* _Stated problem_:
Look below for the line containing "Read all visible content and emit it as JSON.", then write out that line and every line after it to the end, exactly, minus the pictures.
■ ■ ■ ■ ■
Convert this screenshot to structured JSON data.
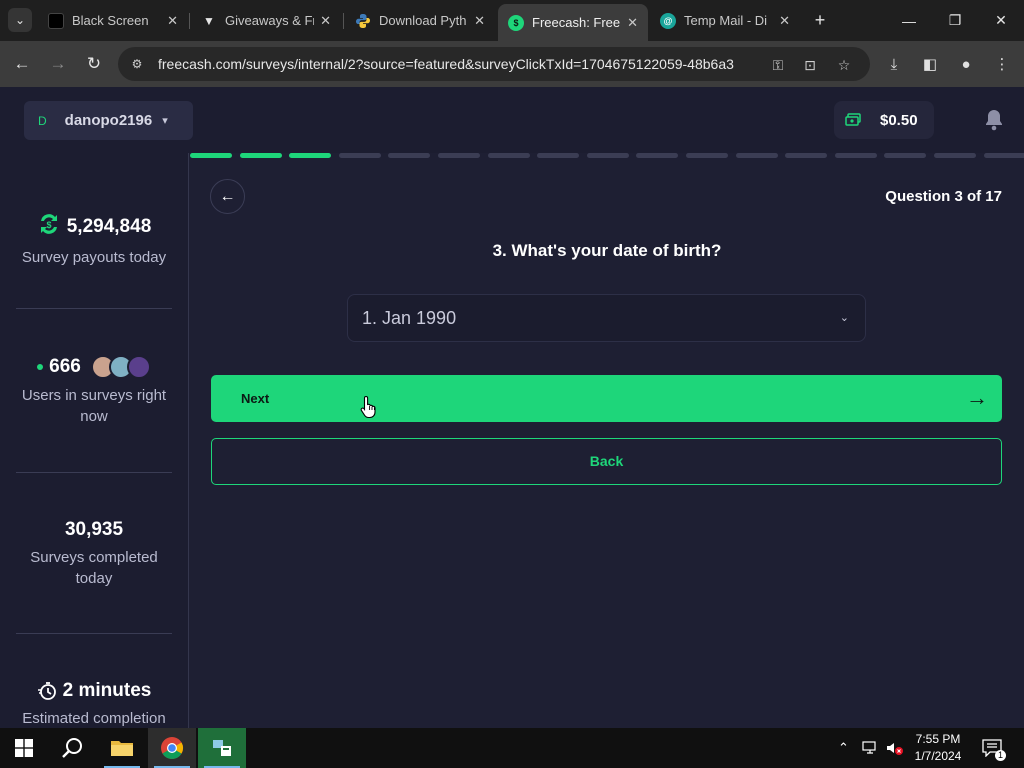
{
  "browser": {
    "tabs": [
      {
        "title": "Black Screen",
        "favicon_color": "#000000"
      },
      {
        "title": "Giveaways & Fr",
        "favicon_color": "#e6e6e6"
      },
      {
        "title": "Download Pyth",
        "favicon_color": "#3d7ab8"
      },
      {
        "title": "Freecash: Free C",
        "favicon_color": "#1ed67a"
      },
      {
        "title": "Temp Mail - Di",
        "favicon_color": "#1aa59a"
      }
    ],
    "active_tab": 3,
    "url": "freecash.com/surveys/internal/2?source=featured&surveyClickTxId=1704675122059-48b6a3"
  },
  "header": {
    "avatar_letter": "D",
    "username": "danopo2196",
    "balance": "$0.50"
  },
  "progress": {
    "current": 3,
    "total_segments": 17
  },
  "sidebar": {
    "payouts_value": "5,294,848",
    "payouts_label": "Survey payouts today",
    "users_value": "666",
    "users_label": "Users in surveys right now",
    "completed_value": "30,935",
    "completed_label": "Surveys completed today",
    "estimate_value": "2 minutes",
    "estimate_label": "Estimated completion"
  },
  "survey": {
    "question_counter": "Question 3 of 17",
    "question": "3. What's your date of birth?",
    "selected_value": "1. Jan 1990",
    "next_label": "Next",
    "back_label": "Back"
  },
  "taskbar": {
    "time": "7:55 PM",
    "date": "1/7/2024",
    "notification_count": "1"
  },
  "colors": {
    "accent": "#1ed67a",
    "background": "#1e1f33"
  }
}
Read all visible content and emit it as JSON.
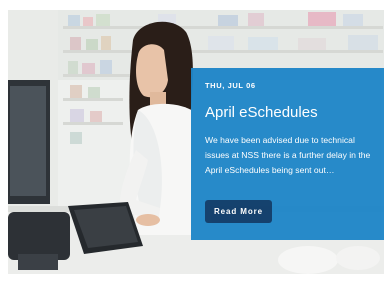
{
  "post": {
    "date": "THU, JUL 06",
    "title": "April eSchedules",
    "excerpt": "We have been advised due to technical issues at NSS there is a further delay in the April eSchedules being sent out…",
    "read_more_label": "Read More"
  },
  "colors": {
    "overlay": "#1f86c8",
    "button": "#0d3b69"
  },
  "image": {
    "subject": "pharmacist-typing-at-keyboard-photo"
  }
}
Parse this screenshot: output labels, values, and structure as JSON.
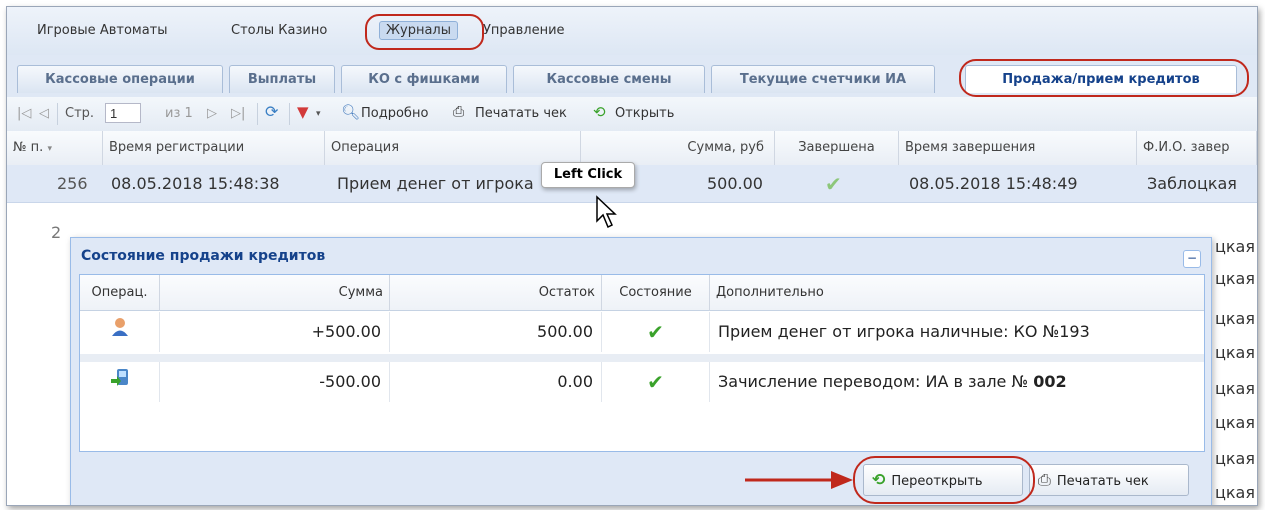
■ ■ ■ ■ ■
* _Worked solution_:
Read all visible content and emit it as JSON.
{
  "post": {
    "date": "THU, JUL 06",
    "title": "April eSchedules",
    "excerpt": "We have been advised due to technical issues at NSS there is a further delay in the April eSchedules being sent out…",
    "read_more_label": "Read More"
  },
  "colors": {
    "overlay": "#1f86c8",
    "button": "#0d3b69"
  },
  "image": {
    "subject": "pharmacist-typing-at-keyboard-photo"
  }
}
Parse this screenshot: output labels, values, and structure as JSON.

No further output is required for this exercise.